Filter these entries so that only lines with the word "What" remain.

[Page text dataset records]
..............................

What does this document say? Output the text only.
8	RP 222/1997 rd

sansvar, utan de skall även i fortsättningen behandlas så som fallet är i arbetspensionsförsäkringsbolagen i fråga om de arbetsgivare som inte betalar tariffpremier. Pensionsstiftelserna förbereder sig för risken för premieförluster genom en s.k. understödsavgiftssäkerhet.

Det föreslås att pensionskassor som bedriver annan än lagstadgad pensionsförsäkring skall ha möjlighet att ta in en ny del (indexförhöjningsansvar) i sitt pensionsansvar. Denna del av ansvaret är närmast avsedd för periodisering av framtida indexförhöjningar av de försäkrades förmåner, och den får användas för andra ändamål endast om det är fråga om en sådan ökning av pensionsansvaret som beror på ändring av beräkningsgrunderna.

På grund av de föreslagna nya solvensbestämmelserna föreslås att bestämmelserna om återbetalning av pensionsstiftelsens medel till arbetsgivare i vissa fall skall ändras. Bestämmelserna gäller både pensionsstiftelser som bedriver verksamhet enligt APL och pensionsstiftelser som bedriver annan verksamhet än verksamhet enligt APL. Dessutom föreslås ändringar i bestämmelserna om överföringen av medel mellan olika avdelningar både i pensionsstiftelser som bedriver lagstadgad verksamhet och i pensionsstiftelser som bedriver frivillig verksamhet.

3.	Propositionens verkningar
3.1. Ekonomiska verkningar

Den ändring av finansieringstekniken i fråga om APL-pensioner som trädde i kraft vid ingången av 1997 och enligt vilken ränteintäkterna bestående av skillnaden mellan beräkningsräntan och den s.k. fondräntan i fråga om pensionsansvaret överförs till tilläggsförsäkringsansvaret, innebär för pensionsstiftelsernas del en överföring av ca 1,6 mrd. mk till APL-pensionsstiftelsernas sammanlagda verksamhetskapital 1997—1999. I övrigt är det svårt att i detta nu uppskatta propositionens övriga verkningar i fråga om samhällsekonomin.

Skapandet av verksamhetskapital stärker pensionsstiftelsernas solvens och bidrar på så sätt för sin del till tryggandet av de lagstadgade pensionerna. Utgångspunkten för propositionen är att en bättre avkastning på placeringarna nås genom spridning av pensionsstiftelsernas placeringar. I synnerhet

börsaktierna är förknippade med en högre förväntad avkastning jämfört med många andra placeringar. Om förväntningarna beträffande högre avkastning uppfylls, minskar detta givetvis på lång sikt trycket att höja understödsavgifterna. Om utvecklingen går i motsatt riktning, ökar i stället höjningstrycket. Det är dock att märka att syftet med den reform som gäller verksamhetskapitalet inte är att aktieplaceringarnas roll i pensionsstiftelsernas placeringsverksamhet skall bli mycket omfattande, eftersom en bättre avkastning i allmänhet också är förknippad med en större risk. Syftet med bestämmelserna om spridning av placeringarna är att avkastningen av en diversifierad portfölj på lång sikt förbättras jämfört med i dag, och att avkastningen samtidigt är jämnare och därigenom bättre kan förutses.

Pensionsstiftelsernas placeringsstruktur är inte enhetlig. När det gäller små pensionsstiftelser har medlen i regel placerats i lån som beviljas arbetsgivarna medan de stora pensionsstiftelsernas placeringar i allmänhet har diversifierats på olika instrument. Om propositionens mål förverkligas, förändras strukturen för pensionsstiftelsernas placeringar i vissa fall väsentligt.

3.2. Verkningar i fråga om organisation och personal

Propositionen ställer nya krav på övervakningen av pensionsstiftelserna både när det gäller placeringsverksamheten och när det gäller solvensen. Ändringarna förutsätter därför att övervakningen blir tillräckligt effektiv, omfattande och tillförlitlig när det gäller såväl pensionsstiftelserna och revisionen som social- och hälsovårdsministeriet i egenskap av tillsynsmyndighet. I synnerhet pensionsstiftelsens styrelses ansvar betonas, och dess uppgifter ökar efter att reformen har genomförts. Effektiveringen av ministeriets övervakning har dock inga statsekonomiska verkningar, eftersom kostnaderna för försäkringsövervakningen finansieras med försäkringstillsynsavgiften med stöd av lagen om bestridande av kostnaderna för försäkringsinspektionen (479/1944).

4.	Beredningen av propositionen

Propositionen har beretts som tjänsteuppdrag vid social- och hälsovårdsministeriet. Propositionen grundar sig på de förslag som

..............................

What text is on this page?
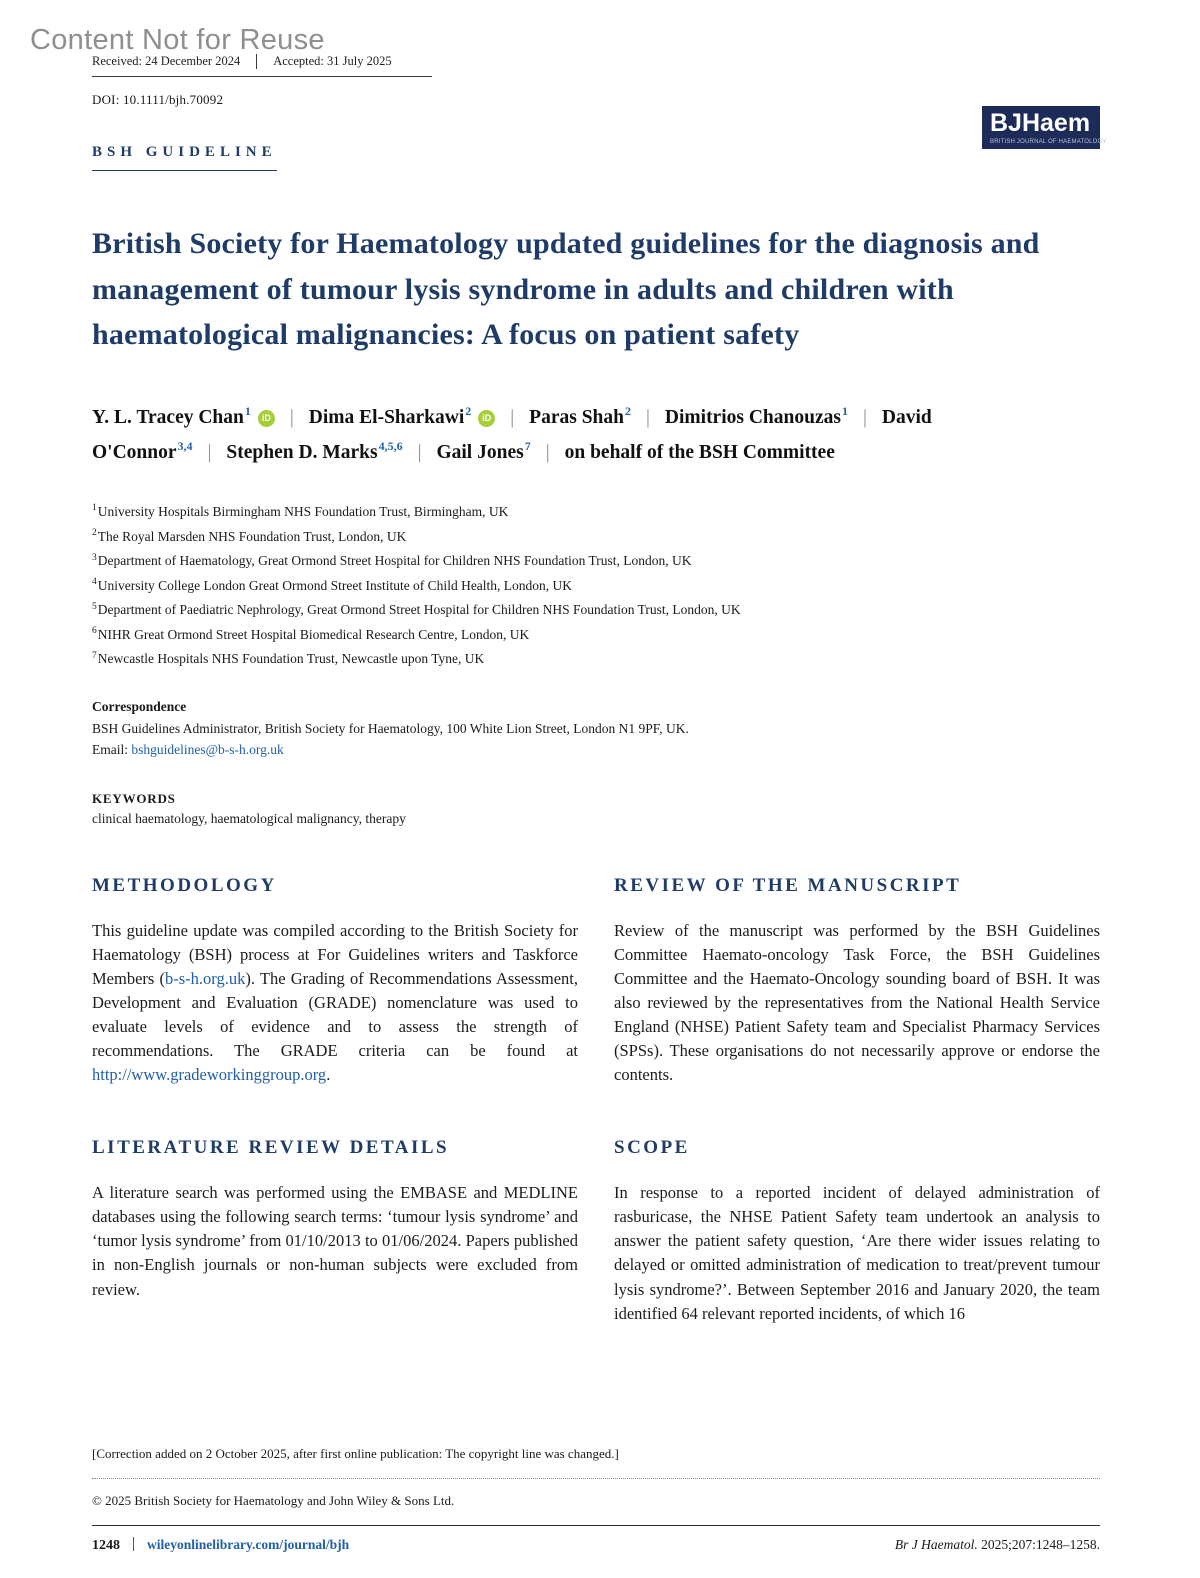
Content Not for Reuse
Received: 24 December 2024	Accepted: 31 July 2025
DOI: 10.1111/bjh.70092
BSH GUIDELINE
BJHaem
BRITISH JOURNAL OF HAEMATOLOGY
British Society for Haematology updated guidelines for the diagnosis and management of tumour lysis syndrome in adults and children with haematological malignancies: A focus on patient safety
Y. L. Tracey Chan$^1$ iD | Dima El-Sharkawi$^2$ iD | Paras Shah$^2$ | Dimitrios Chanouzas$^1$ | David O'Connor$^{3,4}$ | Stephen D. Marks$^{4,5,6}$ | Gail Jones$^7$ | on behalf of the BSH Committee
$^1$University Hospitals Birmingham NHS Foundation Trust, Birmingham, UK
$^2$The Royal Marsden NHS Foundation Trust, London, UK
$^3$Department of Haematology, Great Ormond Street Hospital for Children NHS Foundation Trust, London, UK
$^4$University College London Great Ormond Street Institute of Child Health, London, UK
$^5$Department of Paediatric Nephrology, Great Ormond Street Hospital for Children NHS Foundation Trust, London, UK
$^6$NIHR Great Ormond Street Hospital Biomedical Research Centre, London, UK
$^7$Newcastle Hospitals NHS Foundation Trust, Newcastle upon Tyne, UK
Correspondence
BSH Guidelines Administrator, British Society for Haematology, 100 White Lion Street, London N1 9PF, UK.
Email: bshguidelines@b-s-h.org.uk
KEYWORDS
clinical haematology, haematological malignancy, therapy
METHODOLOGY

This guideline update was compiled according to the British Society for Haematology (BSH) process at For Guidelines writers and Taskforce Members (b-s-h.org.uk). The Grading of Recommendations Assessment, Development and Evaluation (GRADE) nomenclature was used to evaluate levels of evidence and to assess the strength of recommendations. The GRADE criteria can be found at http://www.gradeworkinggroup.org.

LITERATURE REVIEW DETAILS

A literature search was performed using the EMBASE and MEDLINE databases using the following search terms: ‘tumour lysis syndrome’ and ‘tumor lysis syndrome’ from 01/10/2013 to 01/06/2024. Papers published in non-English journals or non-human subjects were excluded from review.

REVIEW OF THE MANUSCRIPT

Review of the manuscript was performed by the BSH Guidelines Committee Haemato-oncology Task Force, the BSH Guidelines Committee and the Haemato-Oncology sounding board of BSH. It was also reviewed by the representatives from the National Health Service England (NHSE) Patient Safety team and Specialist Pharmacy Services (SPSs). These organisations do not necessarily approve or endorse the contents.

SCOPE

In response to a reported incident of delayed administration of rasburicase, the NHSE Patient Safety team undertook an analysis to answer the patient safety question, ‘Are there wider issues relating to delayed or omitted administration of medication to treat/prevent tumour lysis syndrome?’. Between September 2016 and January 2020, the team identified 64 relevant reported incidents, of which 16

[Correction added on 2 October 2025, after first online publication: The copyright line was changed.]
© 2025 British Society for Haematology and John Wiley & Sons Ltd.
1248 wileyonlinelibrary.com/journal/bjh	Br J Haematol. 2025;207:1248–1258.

..............................

Task output
What does this document say? Output the text only.
What text is on this page?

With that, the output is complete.